» Task description:
Output the entries word for word. Omit images.

Saved data entries:

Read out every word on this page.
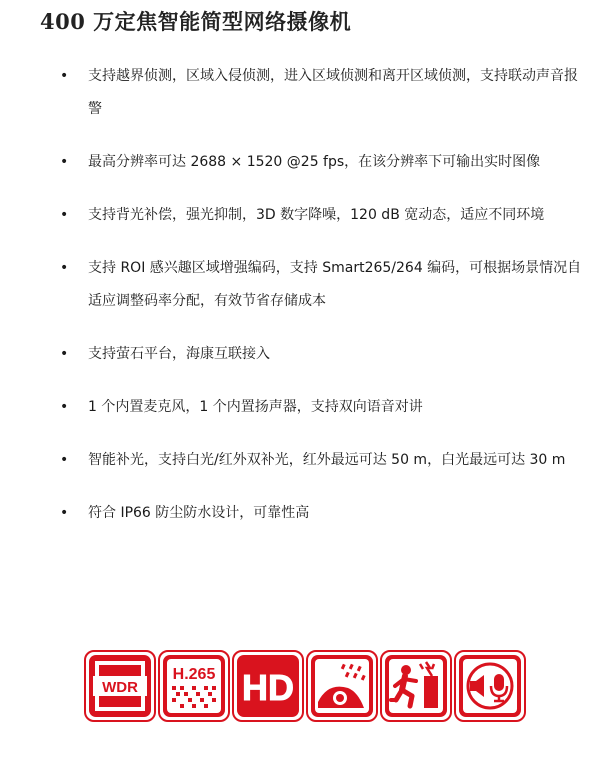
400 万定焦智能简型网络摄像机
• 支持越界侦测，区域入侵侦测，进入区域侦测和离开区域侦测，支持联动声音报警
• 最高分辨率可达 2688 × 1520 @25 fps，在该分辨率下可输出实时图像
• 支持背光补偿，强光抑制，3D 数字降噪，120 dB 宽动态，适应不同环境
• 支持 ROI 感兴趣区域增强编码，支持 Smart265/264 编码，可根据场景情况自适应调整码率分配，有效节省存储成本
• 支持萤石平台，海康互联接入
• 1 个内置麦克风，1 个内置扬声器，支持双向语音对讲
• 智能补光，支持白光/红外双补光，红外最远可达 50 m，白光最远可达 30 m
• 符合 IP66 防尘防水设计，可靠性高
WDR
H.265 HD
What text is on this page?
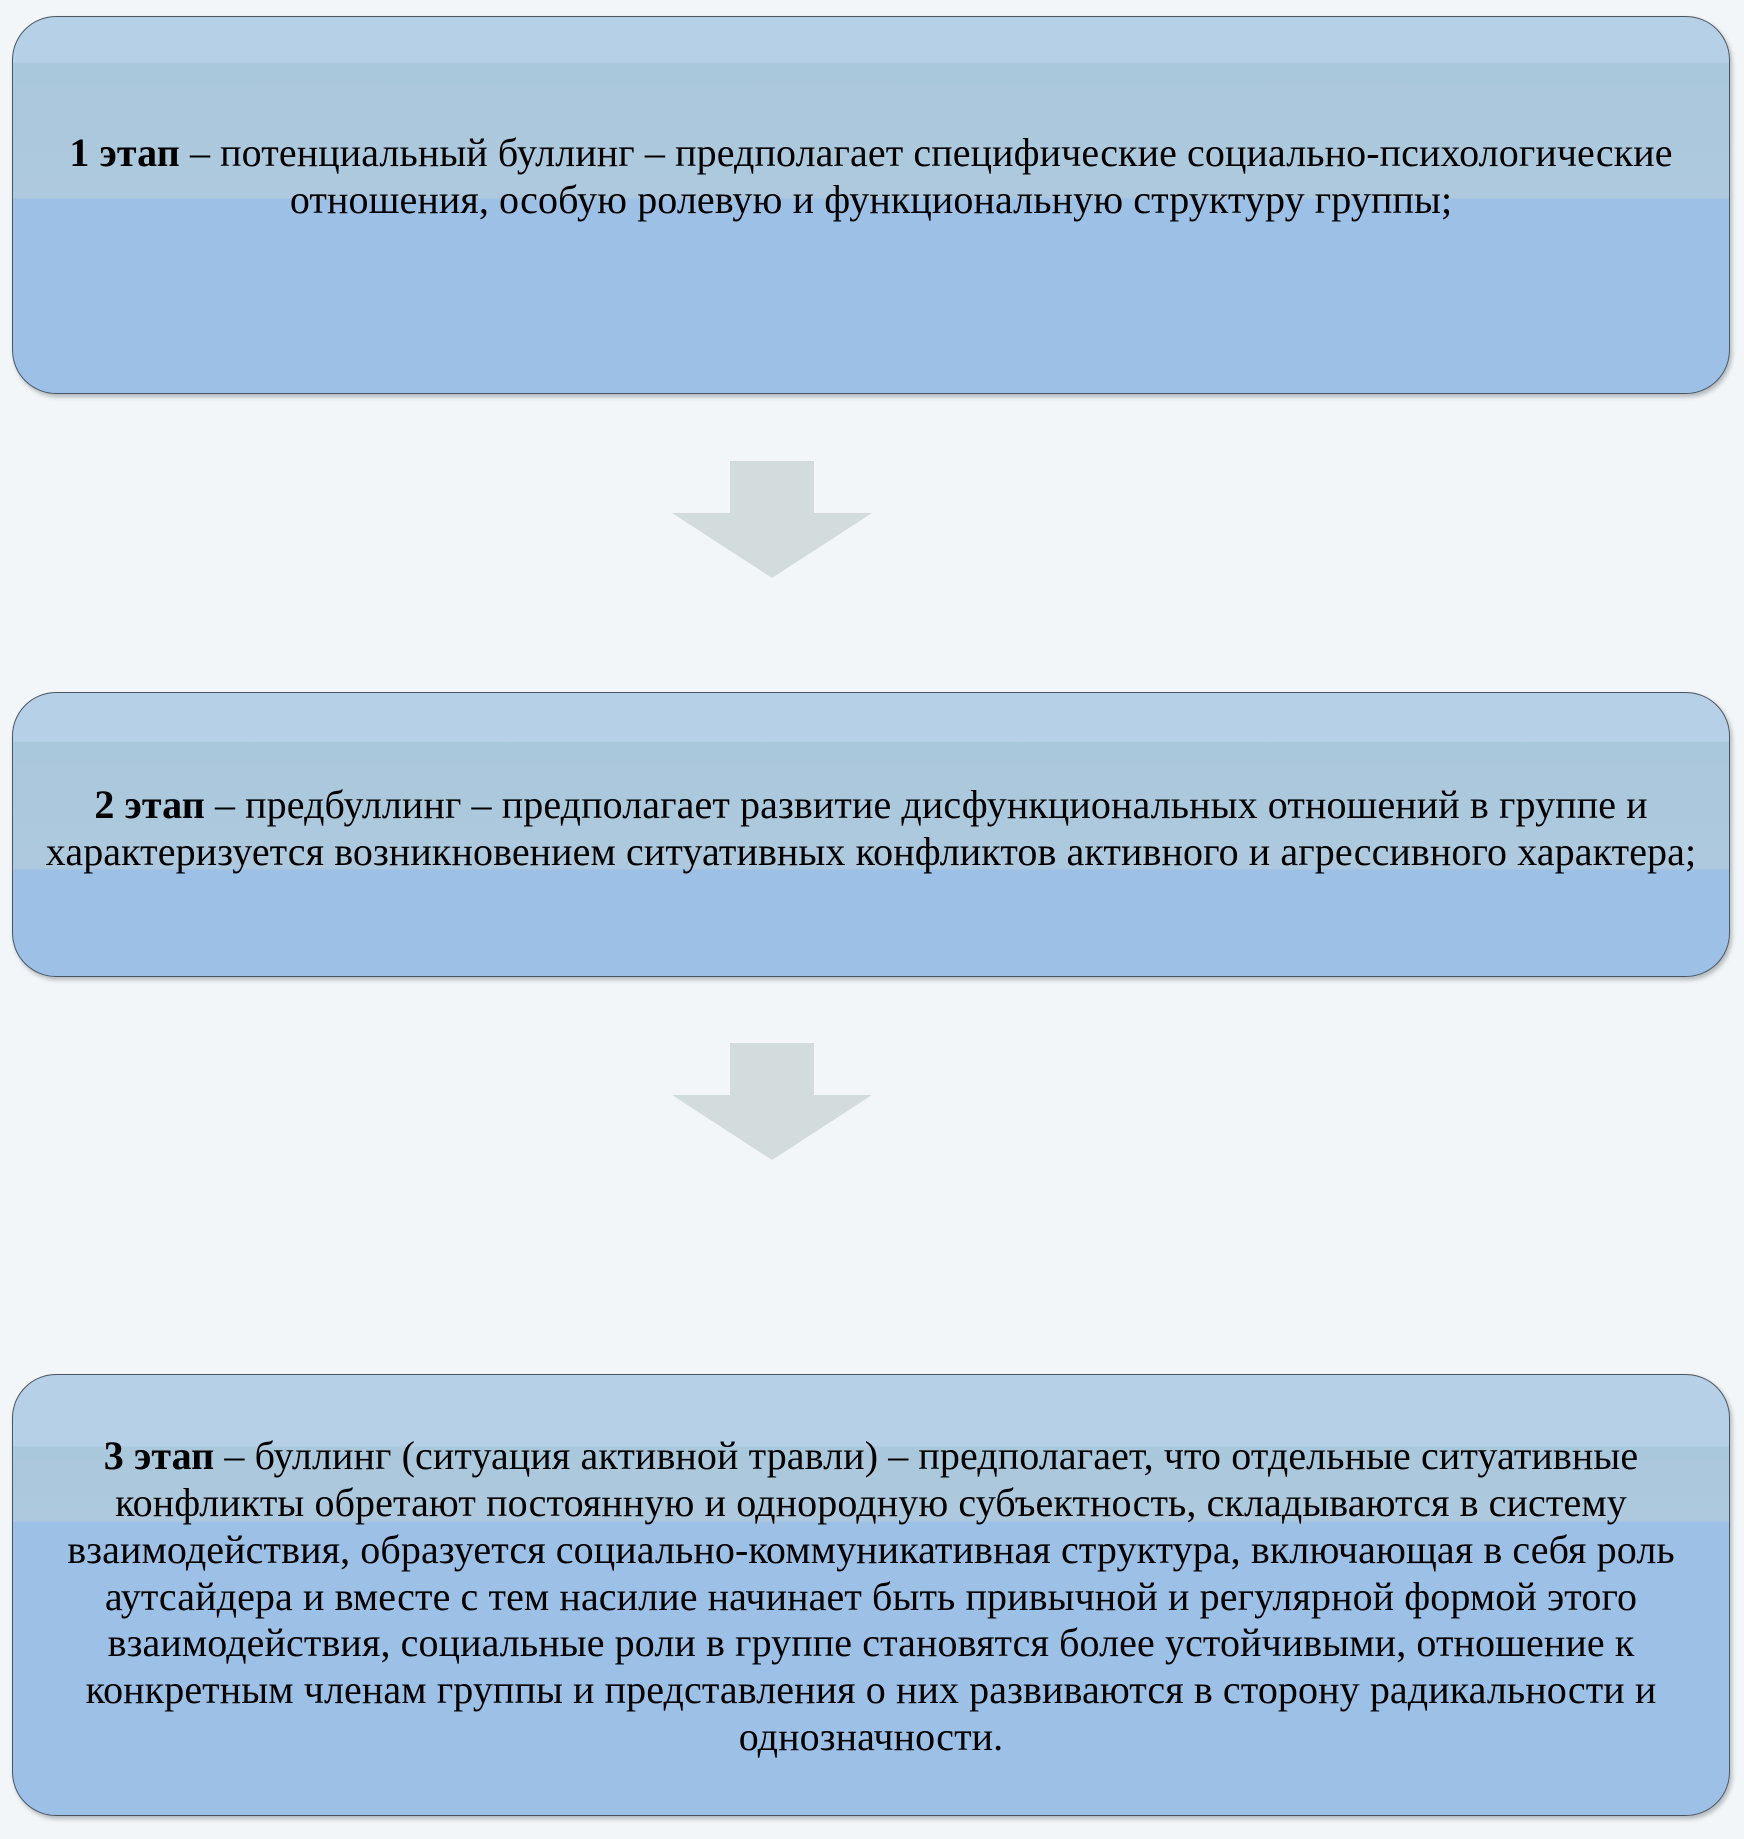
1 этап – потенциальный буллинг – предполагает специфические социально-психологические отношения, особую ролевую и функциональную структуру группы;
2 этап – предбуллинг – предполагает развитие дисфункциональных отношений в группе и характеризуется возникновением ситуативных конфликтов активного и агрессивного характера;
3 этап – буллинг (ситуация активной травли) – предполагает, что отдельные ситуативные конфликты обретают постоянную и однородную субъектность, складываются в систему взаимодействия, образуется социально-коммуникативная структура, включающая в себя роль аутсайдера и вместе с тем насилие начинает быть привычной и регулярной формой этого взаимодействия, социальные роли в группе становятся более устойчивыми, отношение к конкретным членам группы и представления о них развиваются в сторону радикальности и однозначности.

» Worked solution:
Read out every word on this page.
400 万定焦智能简型网络摄像机
• 支持越界侦测，区域入侵侦测，进入区域侦测和离开区域侦测，支持联动声音报警
• 最高分辨率可达 2688 × 1520 @25 fps，在该分辨率下可输出实时图像
• 支持背光补偿，强光抑制，3D 数字降噪，120 dB 宽动态，适应不同环境
• 支持 ROI 感兴趣区域增强编码，支持 Smart265/264 编码，可根据场景情况自适应调整码率分配，有效节省存储成本
• 支持萤石平台，海康互联接入
• 1 个内置麦克风，1 个内置扬声器，支持双向语音对讲
• 智能补光，支持白光/红外双补光，红外最远可达 50 m，白光最远可达 30 m
• 符合 IP66 防尘防水设计，可靠性高
WDR
H.265 HD
What text is on this page?
1 этап – потенциальный буллинг – предполагает специфические социально-психологические отношения, особую ролевую и функциональную структуру группы;
2 этап – предбуллинг – предполагает развитие дисфункциональных отношений в группе и характеризуется возникновением ситуативных конфликтов активного и агрессивного характера;
3 этап – буллинг (ситуация активной травли) – предполагает, что отдельные ситуативные конфликты обретают постоянную и однородную субъектность, складываются в систему взаимодействия, образуется социально-коммуникативная структура, включающая в себя роль аутсайдера и вместе с тем насилие начинает быть привычной и регулярной формой этого взаимодействия, социальные роли в группе становятся более устойчивыми, отношение к конкретным членам группы и представления о них развиваются в сторону радикальности и однозначности.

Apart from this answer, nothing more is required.